> **What the task asks**
From the records, pick out and copy each line containing "content".

> **Dataset extract**

▬▬▬▬▬▬

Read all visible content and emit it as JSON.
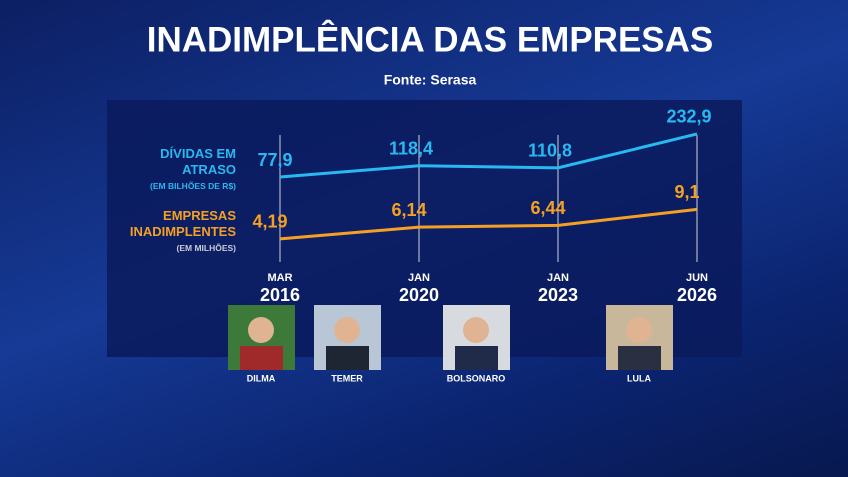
{
  "chart_data": {
    "type": "line",
    "title": "INADIMPLÊNCIA DAS EMPRESAS",
    "subtitle": "Fonte: Serasa",
    "x_months": [
      "MAR",
      "JAN",
      "JAN",
      "JUN"
    ],
    "x_years": [
      2016,
      2020,
      2023,
      2026
    ],
    "ylim": [
      60,
      240
    ],
    "y2lim": [
      2,
      10
    ],
    "series": [
      {
        "name": "DÍVIDAS EM ATRASO",
        "unit": "(EM BILHÕES DE R$)",
        "color": "#29b8f0",
        "values": [
          77.9,
          118.4,
          110.8,
          232.9
        ],
        "value_labels": [
          "77,9",
          "118,4",
          "110,8",
          "232,9"
        ]
      },
      {
        "name": "EMPRESAS INADIMPLENTES",
        "unit": "(EM MILHÕES)",
        "color": "#f4a024",
        "axis": "y2",
        "values": [
          4.19,
          6.14,
          6.44,
          9.1
        ],
        "value_labels": [
          "4,19",
          "6,14",
          "6,44",
          "9,1"
        ]
      }
    ]
  },
  "presidents": [
    {
      "name": "DILMA"
    },
    {
      "name": "TEMER"
    },
    {
      "name": "BOLSONARO"
    },
    {
      "name": "LULA"
    }
  ]
}
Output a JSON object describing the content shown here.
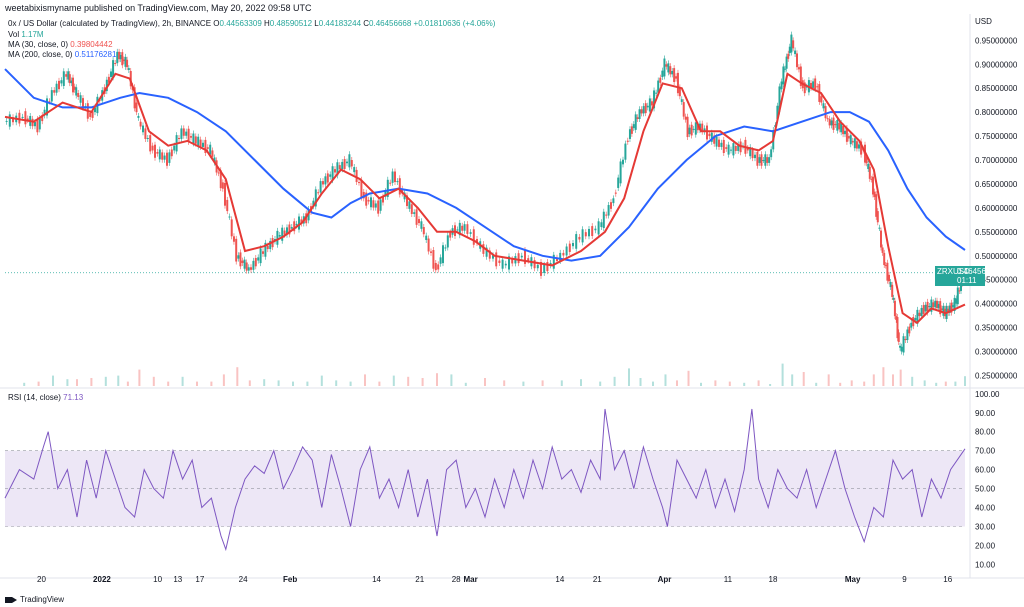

▬▬▬▬▬▬

> **Response to the exercise**
Read all visible content and emit it as JSON.
Output a JSON object describing the content shown here.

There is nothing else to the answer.